THE PROBLEM: Quote all lines below exactly. Images stay out.
· · · ·
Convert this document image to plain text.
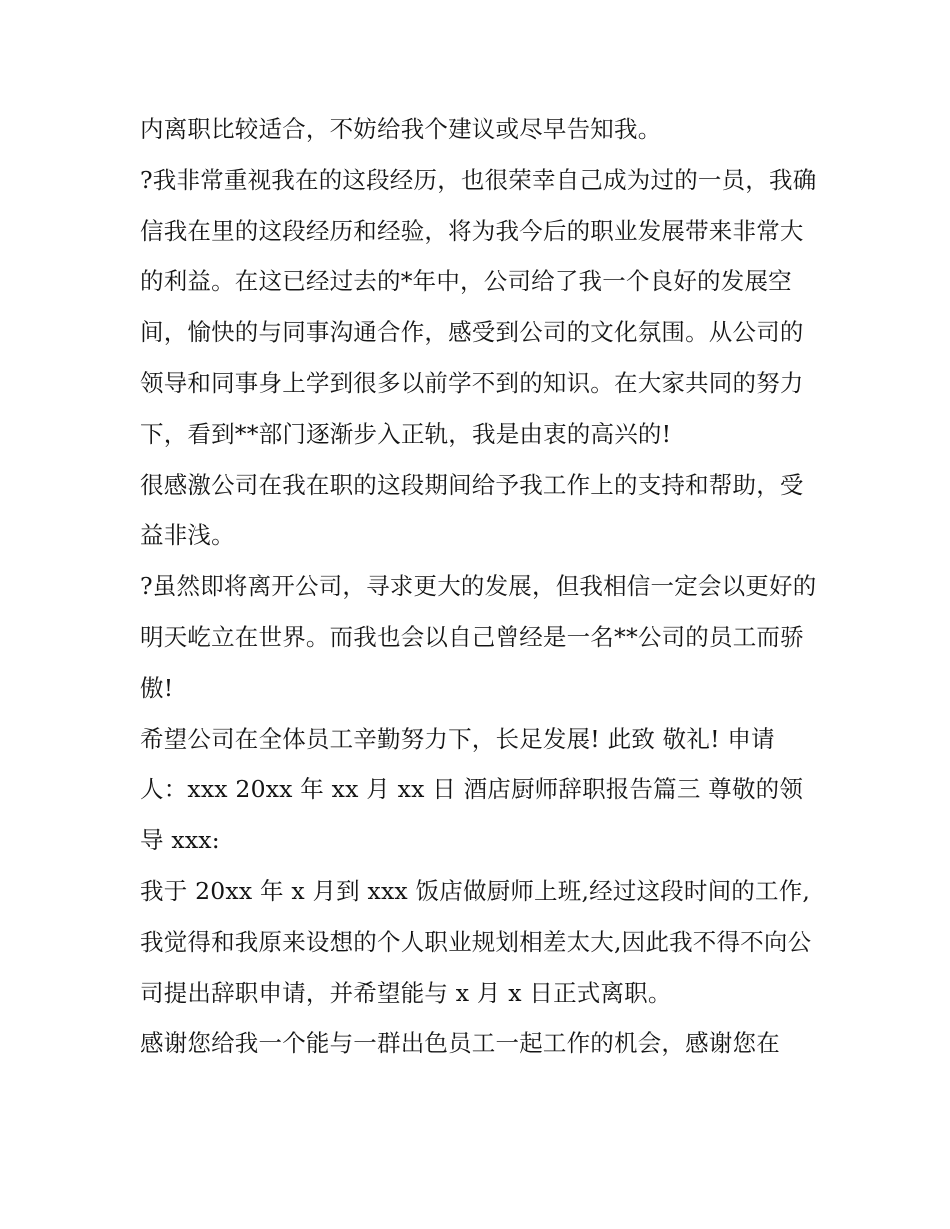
内离职比较适合，不妨给我个建议或尽早告知我。

?我非常重视我在的这段经历，也很荣幸自己成为过的一员，我确信我在里的这段经历和经验，将为我今后的职业发展带来非常大的利益。在这已经过去的*年中，公司给了我一个良好的发展空间，愉快的与同事沟通合作，感受到公司的文化氛围。从公司的领导和同事身上学到很多以前学不到的知识。在大家共同的努力下，看到**部门逐渐步入正轨，我是由衷的高兴的!

很感激公司在我在职的这段期间给予我工作上的支持和帮助，受益非浅。

?虽然即将离开公司，寻求更大的发展，但我相信一定会以更好的明天屹立在世界。而我也会以自己曾经是一名**公司的员工而骄傲!

希望公司在全体员工辛勤努力下，长足发展! 此致 敬礼! 申请人：xxx 20xx 年 xx 月 xx 日 酒店厨师辞职报告篇三 尊敬的领导 xxx:

我于 20xx 年 x 月到 xxx 饭店做厨师上班,经过这段时间的工作,我觉得和我原来设想的个人职业规划相差太大,因此我不得不向公司提出辞职申请，并希望能与 x 月 x 日正式离职。

感谢您给我一个能与一群出色员工一起工作的机会，感谢您在
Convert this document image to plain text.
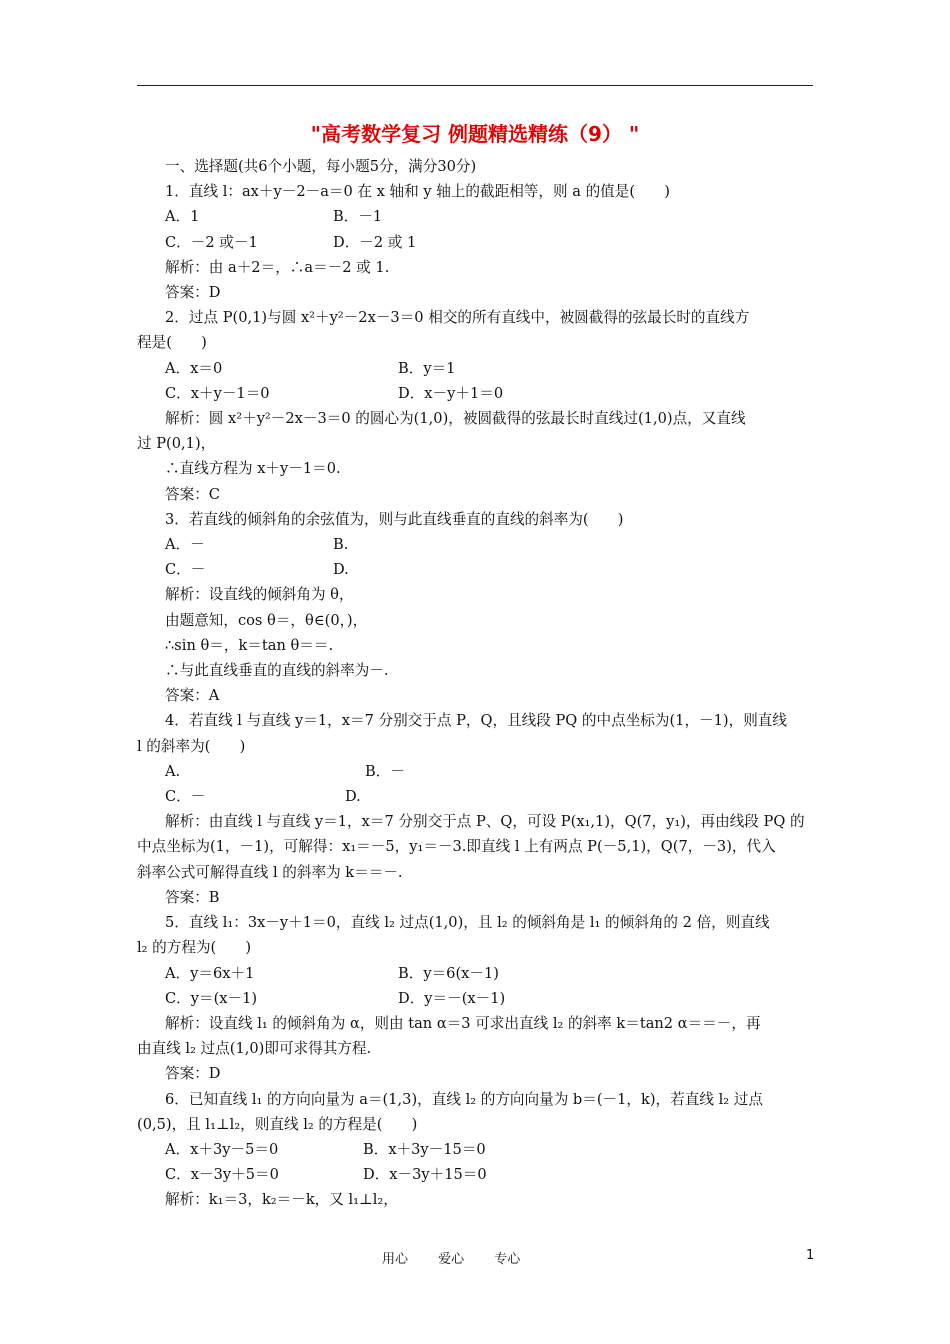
"高考数学复习 例题精选精练（9） "
一、选择题(共6个小题，每小题5分，满分30分)
1．直线 l：ax＋y－2－a＝0 在 x 轴和 y 轴上的截距相等，则 a 的值是(　　)
A．1	B．－1
C．－2 或－1	D．－2 或 1
解析：由 a＋2＝，∴a＝－2 或 1.
答案：D
2．过点 P(0,1)与圆 x²＋y²－2x－3＝0 相交的所有直线中，被圆截得的弦最长时的直线方
程是(　　)
A．x＝0	B．y＝1
C．x＋y－1＝0	D．x－y＋1＝0
解析：圆 x²＋y²－2x－3＝0 的圆心为(1,0)，被圆截得的弦最长时直线过(1,0)点，又直线
过 P(0,1)，
∴直线方程为 x＋y－1＝0.
答案：C
3．若直线的倾斜角的余弦值为，则与此直线垂直的直线的斜率为(　　)
A．－	B.
C．－	D.
解析：设直线的倾斜角为 θ，
由题意知，cos θ＝，θ∈(0，)，
∴sin θ＝，k＝tan θ＝＝.
∴与此直线垂直的直线的斜率为－.
答案：A
4．若直线 l 与直线 y＝1，x＝7 分别交于点 P，Q，且线段 PQ 的中点坐标为(1，－1)，则直线
l 的斜率为(　　)
A.	B．－
C．－	D.
解析：由直线 l 与直线 y＝1，x＝7 分别交于点 P、Q，可设 P(x₁,1)，Q(7，y₁)，再由线段 PQ 的
中点坐标为(1，－1)，可解得：x₁＝－5，y₁＝－3.即直线 l 上有两点 P(－5,1)，Q(7，－3)，代入
斜率公式可解得直线 l 的斜率为 k＝＝－.
答案：B
5．直线 l₁：3x－y＋1＝0，直线 l₂ 过点(1,0)，且 l₂ 的倾斜角是 l₁ 的倾斜角的 2 倍，则直线
l₂ 的方程为(　　)
A．y＝6x＋1	B．y＝6(x－1)
C．y＝(x－1)	D．y＝－(x－1)
解析：设直线 l₁ 的倾斜角为 α，则由 tan α＝3 可求出直线 l₂ 的斜率 k＝tan2 α＝＝－，再
由直线 l₂ 过点(1,0)即可求得其方程.
答案：D
6．已知直线 l₁ 的方向向量为 a＝(1,3)，直线 l₂ 的方向向量为 b＝(－1，k)，若直线 l₂ 过点
(0,5)，且 l₁⊥l₂，则直线 l₂ 的方程是(　　)
A．x＋3y－5＝0	B．x＋3y－15＝0
C．x－3y＋5＝0	D．x－3y＋15＝0
解析：k₁＝3，k₂＝－k，又 l₁⊥l₂，
用心 爱心 专心	1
· · · ·
THE ANSWER:
Convert this document image to plain text.
内离职比较适合，不妨给我个建议或尽早告知我。

?我非常重视我在的这段经历，也很荣幸自己成为过的一员，我确信我在里的这段经历和经验，将为我今后的职业发展带来非常大的利益。在这已经过去的*年中，公司给了我一个良好的发展空间，愉快的与同事沟通合作，感受到公司的文化氛围。从公司的领导和同事身上学到很多以前学不到的知识。在大家共同的努力下，看到**部门逐渐步入正轨，我是由衷的高兴的!

很感激公司在我在职的这段期间给予我工作上的支持和帮助，受益非浅。

?虽然即将离开公司，寻求更大的发展，但我相信一定会以更好的明天屹立在世界。而我也会以自己曾经是一名**公司的员工而骄傲!

希望公司在全体员工辛勤努力下，长足发展! 此致 敬礼! 申请人：xxx 20xx 年 xx 月 xx 日 酒店厨师辞职报告篇三 尊敬的领导 xxx:

我于 20xx 年 x 月到 xxx 饭店做厨师上班,经过这段时间的工作,我觉得和我原来设想的个人职业规划相差太大,因此我不得不向公司提出辞职申请，并希望能与 x 月 x 日正式离职。

感谢您给我一个能与一群出色员工一起工作的机会，感谢您在
Convert this document image to plain text.
"高考数学复习 例题精选精练（9） "
一、选择题(共6个小题，每小题5分，满分30分)
1．直线 l：ax＋y－2－a＝0 在 x 轴和 y 轴上的截距相等，则 a 的值是(　　)
A．1	B．－1
C．－2 或－1	D．－2 或 1
解析：由 a＋2＝，∴a＝－2 或 1.
答案：D
2．过点 P(0,1)与圆 x²＋y²－2x－3＝0 相交的所有直线中，被圆截得的弦最长时的直线方
程是(　　)
A．x＝0	B．y＝1
C．x＋y－1＝0	D．x－y＋1＝0
解析：圆 x²＋y²－2x－3＝0 的圆心为(1,0)，被圆截得的弦最长时直线过(1,0)点，又直线
过 P(0,1)，
∴直线方程为 x＋y－1＝0.
答案：C
3．若直线的倾斜角的余弦值为，则与此直线垂直的直线的斜率为(　　)
A．－	B.
C．－	D.
解析：设直线的倾斜角为 θ，
由题意知，cos θ＝，θ∈(0，)，
∴sin θ＝，k＝tan θ＝＝.
∴与此直线垂直的直线的斜率为－.
答案：A
4．若直线 l 与直线 y＝1，x＝7 分别交于点 P，Q，且线段 PQ 的中点坐标为(1，－1)，则直线
l 的斜率为(　　)
A.	B．－
C．－	D.
解析：由直线 l 与直线 y＝1，x＝7 分别交于点 P、Q，可设 P(x₁,1)，Q(7，y₁)，再由线段 PQ 的
中点坐标为(1，－1)，可解得：x₁＝－5，y₁＝－3.即直线 l 上有两点 P(－5,1)，Q(7，－3)，代入
斜率公式可解得直线 l 的斜率为 k＝＝－.
答案：B
5．直线 l₁：3x－y＋1＝0，直线 l₂ 过点(1,0)，且 l₂ 的倾斜角是 l₁ 的倾斜角的 2 倍，则直线
l₂ 的方程为(　　)
A．y＝6x＋1	B．y＝6(x－1)
C．y＝(x－1)	D．y＝－(x－1)
解析：设直线 l₁ 的倾斜角为 α，则由 tan α＝3 可求出直线 l₂ 的斜率 k＝tan2 α＝＝－，再
由直线 l₂ 过点(1,0)即可求得其方程.
答案：D
6．已知直线 l₁ 的方向向量为 a＝(1,3)，直线 l₂ 的方向向量为 b＝(－1，k)，若直线 l₂ 过点
(0,5)，且 l₁⊥l₂，则直线 l₂ 的方程是(　　)
A．x＋3y－5＝0	B．x＋3y－15＝0
C．x－3y＋5＝0	D．x－3y＋15＝0
解析：k₁＝3，k₂＝－k，又 l₁⊥l₂，
用心 爱心 专心	1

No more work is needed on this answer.